> [AIM OF THE TASK] Extract the lines that carry the string "Глава" from the listing.

┌─ MATERIAL SHOWN

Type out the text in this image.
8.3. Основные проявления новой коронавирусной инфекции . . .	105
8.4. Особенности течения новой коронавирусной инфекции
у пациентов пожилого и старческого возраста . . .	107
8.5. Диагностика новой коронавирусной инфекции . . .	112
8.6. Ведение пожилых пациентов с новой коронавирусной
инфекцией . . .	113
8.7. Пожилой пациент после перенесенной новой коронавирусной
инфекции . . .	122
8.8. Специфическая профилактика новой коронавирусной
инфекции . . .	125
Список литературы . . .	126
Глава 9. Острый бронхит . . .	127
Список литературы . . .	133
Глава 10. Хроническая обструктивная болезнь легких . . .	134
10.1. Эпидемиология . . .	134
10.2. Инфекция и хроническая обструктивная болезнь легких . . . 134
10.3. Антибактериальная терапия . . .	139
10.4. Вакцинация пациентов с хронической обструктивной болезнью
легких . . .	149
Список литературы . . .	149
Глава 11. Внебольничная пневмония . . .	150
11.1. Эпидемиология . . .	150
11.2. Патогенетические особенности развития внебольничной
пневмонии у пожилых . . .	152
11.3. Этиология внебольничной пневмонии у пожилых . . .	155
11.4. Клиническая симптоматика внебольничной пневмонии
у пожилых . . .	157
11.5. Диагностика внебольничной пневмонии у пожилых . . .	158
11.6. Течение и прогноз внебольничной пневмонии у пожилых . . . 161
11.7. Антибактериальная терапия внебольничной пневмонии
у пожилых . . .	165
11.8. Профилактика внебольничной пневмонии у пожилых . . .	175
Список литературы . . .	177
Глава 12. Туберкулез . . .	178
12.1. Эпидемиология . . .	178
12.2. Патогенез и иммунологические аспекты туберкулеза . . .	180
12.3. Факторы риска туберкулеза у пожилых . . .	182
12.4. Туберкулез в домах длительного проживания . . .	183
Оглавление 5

└─

> [WORKED ANSWER]
Глава 9. Острый бронхит . . .	127
Глава 10. Хроническая обструктивная болезнь легких . . .	134
Глава 11. Внебольничная пневмония . . .	150
Глава 12. Туберкулез . . .	178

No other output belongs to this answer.